Records from a collection
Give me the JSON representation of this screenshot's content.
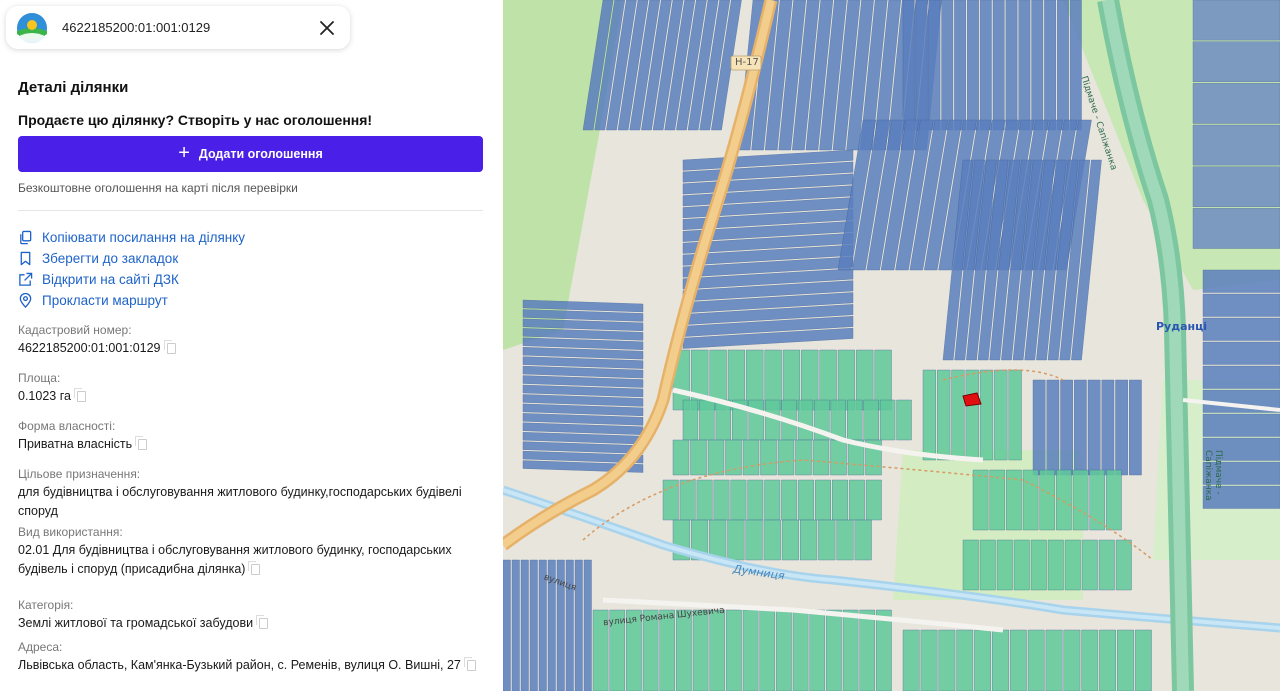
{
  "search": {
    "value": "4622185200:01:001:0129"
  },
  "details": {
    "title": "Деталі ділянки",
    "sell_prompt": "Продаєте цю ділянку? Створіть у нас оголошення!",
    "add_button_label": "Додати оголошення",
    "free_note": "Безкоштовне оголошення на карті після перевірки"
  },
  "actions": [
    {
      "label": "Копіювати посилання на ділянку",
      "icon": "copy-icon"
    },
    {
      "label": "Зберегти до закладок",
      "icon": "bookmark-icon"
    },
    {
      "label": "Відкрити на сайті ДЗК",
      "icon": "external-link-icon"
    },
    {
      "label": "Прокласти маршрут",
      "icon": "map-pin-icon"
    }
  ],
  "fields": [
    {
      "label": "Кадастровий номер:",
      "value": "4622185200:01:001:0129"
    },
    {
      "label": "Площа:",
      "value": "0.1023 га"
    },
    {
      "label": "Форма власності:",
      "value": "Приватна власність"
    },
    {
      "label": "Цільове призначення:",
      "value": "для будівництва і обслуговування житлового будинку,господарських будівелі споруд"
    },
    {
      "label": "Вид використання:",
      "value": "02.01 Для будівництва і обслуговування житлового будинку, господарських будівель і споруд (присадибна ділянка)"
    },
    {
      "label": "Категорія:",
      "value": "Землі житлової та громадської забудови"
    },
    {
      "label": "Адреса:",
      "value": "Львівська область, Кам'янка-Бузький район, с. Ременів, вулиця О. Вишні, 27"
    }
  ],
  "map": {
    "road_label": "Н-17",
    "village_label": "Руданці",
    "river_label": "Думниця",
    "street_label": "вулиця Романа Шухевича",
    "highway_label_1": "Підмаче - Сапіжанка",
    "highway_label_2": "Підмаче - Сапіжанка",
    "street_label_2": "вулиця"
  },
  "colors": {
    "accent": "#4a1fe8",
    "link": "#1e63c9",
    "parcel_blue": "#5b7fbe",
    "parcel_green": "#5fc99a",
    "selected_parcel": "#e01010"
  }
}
* * *
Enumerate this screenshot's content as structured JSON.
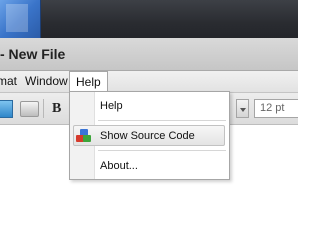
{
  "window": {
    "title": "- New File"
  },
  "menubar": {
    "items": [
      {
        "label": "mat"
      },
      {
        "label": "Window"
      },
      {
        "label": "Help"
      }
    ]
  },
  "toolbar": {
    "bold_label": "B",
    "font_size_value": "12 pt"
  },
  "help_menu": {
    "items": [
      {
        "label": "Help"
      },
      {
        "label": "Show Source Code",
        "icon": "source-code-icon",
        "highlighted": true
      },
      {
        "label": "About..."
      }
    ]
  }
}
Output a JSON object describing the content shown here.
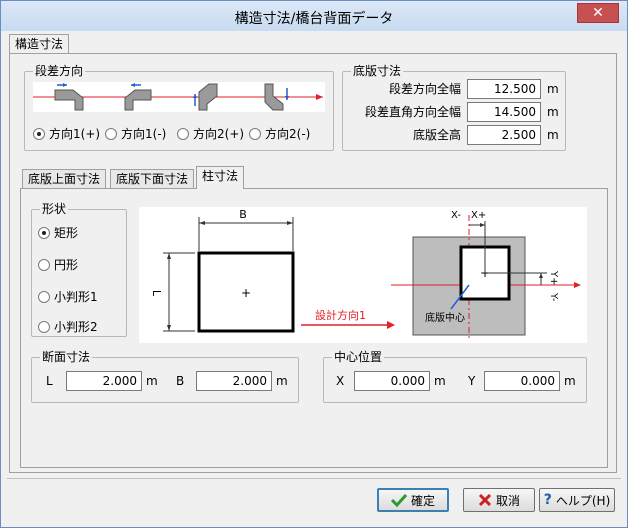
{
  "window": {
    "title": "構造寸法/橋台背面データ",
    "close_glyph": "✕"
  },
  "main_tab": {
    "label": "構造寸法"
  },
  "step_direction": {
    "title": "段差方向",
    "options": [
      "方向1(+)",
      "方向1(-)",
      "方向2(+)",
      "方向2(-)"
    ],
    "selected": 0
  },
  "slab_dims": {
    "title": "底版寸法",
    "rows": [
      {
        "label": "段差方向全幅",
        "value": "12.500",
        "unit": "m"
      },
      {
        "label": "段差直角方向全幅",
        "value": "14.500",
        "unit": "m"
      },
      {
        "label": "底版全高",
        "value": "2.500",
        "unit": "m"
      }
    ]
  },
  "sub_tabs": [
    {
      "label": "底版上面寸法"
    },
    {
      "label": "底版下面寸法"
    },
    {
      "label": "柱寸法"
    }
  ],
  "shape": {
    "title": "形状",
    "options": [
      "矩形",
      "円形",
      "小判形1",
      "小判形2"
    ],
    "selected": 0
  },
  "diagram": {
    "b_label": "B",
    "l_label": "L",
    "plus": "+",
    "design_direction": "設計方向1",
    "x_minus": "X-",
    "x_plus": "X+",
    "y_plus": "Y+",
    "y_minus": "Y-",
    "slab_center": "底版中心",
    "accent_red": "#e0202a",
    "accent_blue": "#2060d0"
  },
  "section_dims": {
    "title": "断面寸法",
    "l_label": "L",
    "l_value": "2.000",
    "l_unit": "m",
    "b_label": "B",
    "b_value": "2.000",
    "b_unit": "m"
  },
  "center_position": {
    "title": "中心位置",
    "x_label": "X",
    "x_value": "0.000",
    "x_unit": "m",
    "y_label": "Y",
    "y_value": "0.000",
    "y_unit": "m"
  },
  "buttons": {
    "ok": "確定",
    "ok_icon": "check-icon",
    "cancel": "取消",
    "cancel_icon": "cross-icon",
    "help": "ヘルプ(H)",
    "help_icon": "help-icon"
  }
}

▶ _DIRECTIONS_
Scan the entries above. Copy each line that has the string "вулиця".

▶ _THE COMPLETED TASK_
      "value": "Львівська область, Кам'янка-Бузький район, с. Ременів, вулиця О. Вишні, 27"
    "street_label": "вулиця Романа Шухевича",
    "street_label_2": "вулиця"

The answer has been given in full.